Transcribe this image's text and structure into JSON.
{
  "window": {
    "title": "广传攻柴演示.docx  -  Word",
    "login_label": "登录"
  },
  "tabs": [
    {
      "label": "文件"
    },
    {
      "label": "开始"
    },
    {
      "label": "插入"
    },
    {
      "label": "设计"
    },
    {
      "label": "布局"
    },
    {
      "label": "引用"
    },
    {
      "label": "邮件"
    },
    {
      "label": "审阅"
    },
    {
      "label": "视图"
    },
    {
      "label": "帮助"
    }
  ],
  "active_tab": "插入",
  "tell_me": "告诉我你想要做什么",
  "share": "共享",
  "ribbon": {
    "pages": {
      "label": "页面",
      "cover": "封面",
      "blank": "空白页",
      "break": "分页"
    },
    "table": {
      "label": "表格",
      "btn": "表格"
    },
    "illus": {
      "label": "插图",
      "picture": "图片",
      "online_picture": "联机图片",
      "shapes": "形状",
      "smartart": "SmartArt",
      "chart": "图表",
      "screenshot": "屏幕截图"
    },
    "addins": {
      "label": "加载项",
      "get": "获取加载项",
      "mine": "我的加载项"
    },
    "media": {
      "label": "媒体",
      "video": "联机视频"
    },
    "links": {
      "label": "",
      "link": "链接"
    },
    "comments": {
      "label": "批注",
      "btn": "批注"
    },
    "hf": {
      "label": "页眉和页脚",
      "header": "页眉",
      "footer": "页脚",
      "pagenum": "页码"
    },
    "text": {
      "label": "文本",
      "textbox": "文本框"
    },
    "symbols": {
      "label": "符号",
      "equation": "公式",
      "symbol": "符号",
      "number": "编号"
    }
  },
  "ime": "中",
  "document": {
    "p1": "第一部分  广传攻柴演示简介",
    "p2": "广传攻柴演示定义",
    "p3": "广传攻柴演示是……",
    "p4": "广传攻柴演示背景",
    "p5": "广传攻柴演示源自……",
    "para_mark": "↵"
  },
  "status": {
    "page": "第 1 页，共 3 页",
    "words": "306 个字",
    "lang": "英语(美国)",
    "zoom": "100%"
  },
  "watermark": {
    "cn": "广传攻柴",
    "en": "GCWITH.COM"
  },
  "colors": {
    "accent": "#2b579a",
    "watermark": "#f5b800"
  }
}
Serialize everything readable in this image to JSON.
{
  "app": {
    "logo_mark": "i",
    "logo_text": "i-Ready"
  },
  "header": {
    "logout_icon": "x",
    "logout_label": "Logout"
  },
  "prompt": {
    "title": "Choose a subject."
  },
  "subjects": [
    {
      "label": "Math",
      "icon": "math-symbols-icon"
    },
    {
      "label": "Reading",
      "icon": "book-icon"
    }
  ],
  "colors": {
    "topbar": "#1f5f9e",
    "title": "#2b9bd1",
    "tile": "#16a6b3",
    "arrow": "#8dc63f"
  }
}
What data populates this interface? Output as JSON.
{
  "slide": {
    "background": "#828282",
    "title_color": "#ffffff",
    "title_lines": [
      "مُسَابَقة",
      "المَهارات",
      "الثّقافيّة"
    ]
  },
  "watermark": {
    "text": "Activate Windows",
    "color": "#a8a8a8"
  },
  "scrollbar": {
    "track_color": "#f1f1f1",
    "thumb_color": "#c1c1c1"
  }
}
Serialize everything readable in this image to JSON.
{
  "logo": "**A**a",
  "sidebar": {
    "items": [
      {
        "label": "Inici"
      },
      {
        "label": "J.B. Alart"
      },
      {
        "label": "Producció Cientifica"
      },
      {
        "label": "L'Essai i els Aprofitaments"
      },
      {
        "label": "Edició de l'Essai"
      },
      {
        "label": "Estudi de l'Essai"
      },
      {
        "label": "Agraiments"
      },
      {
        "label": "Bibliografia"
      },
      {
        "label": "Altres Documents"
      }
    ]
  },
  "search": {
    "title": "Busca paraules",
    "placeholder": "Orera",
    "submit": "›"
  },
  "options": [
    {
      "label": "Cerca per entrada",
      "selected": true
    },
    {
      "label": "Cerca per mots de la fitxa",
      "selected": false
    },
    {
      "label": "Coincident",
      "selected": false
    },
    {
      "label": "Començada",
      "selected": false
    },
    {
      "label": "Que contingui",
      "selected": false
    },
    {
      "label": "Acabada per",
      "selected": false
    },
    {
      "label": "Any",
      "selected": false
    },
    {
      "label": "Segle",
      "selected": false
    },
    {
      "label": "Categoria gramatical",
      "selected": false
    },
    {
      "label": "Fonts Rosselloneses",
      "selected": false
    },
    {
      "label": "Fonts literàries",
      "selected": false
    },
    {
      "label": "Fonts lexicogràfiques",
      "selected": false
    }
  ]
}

THE PROBLEM
Print the material verbatim, all of it.

EXERCISE RESULT
Transcribe this image's text and structure into JSON.
{
  "window": {
    "title": "广传攻柴演示.docx  -  Word",
    "login_label": "登录"
  },
  "tabs": [
    {
      "label": "文件"
    },
    {
      "label": "开始"
    },
    {
      "label": "插入"
    },
    {
      "label": "设计"
    },
    {
      "label": "布局"
    },
    {
      "label": "引用"
    },
    {
      "label": "邮件"
    },
    {
      "label": "审阅"
    },
    {
      "label": "视图"
    },
    {
      "label": "帮助"
    }
  ],
  "active_tab": "插入",
  "tell_me": "告诉我你想要做什么",
  "share": "共享",
  "ribbon": {
    "pages": {
      "label": "页面",
      "cover": "封面",
      "blank": "空白页",
      "break": "分页"
    },
    "table": {
      "label": "表格",
      "btn": "表格"
    },
    "illus": {
      "label": "插图",
      "picture": "图片",
      "online_picture": "联机图片",
      "shapes": "形状",
      "smartart": "SmartArt",
      "chart": "图表",
      "screenshot": "屏幕截图"
    },
    "addins": {
      "label": "加载项",
      "get": "获取加载项",
      "mine": "我的加载项"
    },
    "media": {
      "label": "媒体",
      "video": "联机视频"
    },
    "links": {
      "label": "",
      "link": "链接"
    },
    "comments": {
      "label": "批注",
      "btn": "批注"
    },
    "hf": {
      "label": "页眉和页脚",
      "header": "页眉",
      "footer": "页脚",
      "pagenum": "页码"
    },
    "text": {
      "label": "文本",
      "textbox": "文本框"
    },
    "symbols": {
      "label": "符号",
      "equation": "公式",
      "symbol": "符号",
      "number": "编号"
    }
  },
  "ime": "中",
  "document": {
    "p1": "第一部分  广传攻柴演示简介",
    "p2": "广传攻柴演示定义",
    "p3": "广传攻柴演示是……",
    "p4": "广传攻柴演示背景",
    "p5": "广传攻柴演示源自……",
    "para_mark": "↵"
  },
  "status": {
    "page": "第 1 页，共 3 页",
    "words": "306 个字",
    "lang": "英语(美国)",
    "zoom": "100%"
  },
  "watermark": {
    "cn": "广传攻柴",
    "en": "GCWITH.COM"
  },
  "colors": {
    "accent": "#2b579a",
    "watermark": "#f5b800"
  }
}
Serialize everything readable in this image to JSON.
{
  "app": {
    "logo_mark": "i",
    "logo_text": "i-Ready"
  },
  "header": {
    "logout_icon": "x",
    "logout_label": "Logout"
  },
  "prompt": {
    "title": "Choose a subject."
  },
  "subjects": [
    {
      "label": "Math",
      "icon": "math-symbols-icon"
    },
    {
      "label": "Reading",
      "icon": "book-icon"
    }
  ],
  "colors": {
    "topbar": "#1f5f9e",
    "title": "#2b9bd1",
    "tile": "#16a6b3",
    "arrow": "#8dc63f"
  }
}
What data populates this interface? Output as JSON.
{
  "slide": {
    "background": "#828282",
    "title_color": "#ffffff",
    "title_lines": [
      "مُسَابَقة",
      "المَهارات",
      "الثّقافيّة"
    ]
  },
  "watermark": {
    "text": "Activate Windows",
    "color": "#a8a8a8"
  },
  "scrollbar": {
    "track_color": "#f1f1f1",
    "thumb_color": "#c1c1c1"
  }
}
Serialize everything readable in this image to JSON.
{
  "logo": "**A**a",
  "sidebar": {
    "items": [
      {
        "label": "Inici"
      },
      {
        "label": "J.B. Alart"
      },
      {
        "label": "Producció Cientifica"
      },
      {
        "label": "L'Essai i els Aprofitaments"
      },
      {
        "label": "Edició de l'Essai"
      },
      {
        "label": "Estudi de l'Essai"
      },
      {
        "label": "Agraiments"
      },
      {
        "label": "Bibliografia"
      },
      {
        "label": "Altres Documents"
      }
    ]
  },
  "search": {
    "title": "Busca paraules",
    "placeholder": "Orera",
    "submit": "›"
  },
  "options": [
    {
      "label": "Cerca per entrada",
      "selected": true
    },
    {
      "label": "Cerca per mots de la fitxa",
      "selected": false
    },
    {
      "label": "Coincident",
      "selected": false
    },
    {
      "label": "Començada",
      "selected": false
    },
    {
      "label": "Que contingui",
      "selected": false
    },
    {
      "label": "Acabada per",
      "selected": false
    },
    {
      "label": "Any",
      "selected": false
    },
    {
      "label": "Segle",
      "selected": false
    },
    {
      "label": "Categoria gramatical",
      "selected": false
    },
    {
      "label": "Fonts Rosselloneses",
      "selected": false
    },
    {
      "label": "Fonts literàries",
      "selected": false
    },
    {
      "label": "Fonts lexicogràfiques",
      "selected": false
    }
  ]
}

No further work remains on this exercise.